====== INPUT ROWS ======

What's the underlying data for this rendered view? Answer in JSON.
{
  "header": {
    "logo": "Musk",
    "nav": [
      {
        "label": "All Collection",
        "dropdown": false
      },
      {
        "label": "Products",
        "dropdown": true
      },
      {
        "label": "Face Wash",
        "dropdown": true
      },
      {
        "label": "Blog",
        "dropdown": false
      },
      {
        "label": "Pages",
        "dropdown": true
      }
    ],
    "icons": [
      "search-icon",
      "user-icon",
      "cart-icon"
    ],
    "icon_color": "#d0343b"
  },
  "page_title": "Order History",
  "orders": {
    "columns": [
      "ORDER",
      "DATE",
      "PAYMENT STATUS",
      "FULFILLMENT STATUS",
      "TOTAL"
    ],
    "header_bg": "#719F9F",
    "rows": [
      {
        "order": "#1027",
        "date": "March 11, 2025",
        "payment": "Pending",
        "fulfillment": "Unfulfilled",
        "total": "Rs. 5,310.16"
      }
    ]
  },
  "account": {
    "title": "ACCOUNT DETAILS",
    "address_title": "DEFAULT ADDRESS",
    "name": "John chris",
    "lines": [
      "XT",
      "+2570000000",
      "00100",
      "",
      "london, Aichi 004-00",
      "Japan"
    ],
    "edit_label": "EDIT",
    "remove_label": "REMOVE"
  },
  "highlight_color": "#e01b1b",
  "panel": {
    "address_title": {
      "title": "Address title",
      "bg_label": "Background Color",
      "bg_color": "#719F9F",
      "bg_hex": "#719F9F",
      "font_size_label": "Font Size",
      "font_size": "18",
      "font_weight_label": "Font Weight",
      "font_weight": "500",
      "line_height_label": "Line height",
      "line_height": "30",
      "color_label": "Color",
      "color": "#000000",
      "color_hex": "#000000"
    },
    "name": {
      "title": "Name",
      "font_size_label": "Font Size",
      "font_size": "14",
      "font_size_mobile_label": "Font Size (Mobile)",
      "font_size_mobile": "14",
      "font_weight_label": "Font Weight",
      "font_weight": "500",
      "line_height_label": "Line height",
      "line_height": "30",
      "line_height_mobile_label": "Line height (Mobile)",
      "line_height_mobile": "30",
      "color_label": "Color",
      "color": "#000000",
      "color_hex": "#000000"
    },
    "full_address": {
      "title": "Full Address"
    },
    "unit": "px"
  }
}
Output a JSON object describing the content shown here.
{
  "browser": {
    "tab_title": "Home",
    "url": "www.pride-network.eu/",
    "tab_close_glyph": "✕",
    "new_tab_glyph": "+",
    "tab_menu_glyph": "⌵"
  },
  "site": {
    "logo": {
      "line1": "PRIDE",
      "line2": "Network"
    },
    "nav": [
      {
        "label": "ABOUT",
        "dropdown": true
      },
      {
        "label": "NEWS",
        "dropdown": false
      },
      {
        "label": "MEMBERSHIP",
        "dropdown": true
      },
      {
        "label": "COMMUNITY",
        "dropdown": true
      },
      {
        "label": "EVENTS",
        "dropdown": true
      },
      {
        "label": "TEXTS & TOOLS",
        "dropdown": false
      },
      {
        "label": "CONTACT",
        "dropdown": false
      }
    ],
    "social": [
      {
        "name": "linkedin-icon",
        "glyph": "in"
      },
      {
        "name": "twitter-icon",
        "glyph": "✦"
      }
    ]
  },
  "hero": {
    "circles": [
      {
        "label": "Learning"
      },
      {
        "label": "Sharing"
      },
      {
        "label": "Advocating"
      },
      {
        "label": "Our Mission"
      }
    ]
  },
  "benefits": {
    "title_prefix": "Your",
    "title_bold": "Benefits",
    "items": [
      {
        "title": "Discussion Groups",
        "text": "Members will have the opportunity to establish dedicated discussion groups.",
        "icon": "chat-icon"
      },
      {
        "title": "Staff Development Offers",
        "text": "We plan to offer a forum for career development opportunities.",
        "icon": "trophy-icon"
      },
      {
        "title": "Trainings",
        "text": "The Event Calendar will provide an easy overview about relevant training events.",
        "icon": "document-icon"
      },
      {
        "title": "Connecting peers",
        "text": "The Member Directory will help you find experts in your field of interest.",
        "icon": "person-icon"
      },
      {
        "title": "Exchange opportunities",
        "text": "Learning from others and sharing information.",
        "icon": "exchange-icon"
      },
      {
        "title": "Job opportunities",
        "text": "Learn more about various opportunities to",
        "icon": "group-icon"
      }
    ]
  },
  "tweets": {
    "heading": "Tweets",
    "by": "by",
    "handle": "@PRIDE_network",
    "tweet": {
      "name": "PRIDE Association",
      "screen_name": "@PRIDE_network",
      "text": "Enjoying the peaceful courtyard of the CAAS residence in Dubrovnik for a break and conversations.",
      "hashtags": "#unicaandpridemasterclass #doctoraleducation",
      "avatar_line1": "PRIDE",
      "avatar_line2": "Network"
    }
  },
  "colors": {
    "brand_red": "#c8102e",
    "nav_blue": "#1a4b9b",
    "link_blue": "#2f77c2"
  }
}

======

Copy all lines from the entries that contain the word "STATUS".

      "PAYMENT STATUS",
      "FULFILLMENT STATUS",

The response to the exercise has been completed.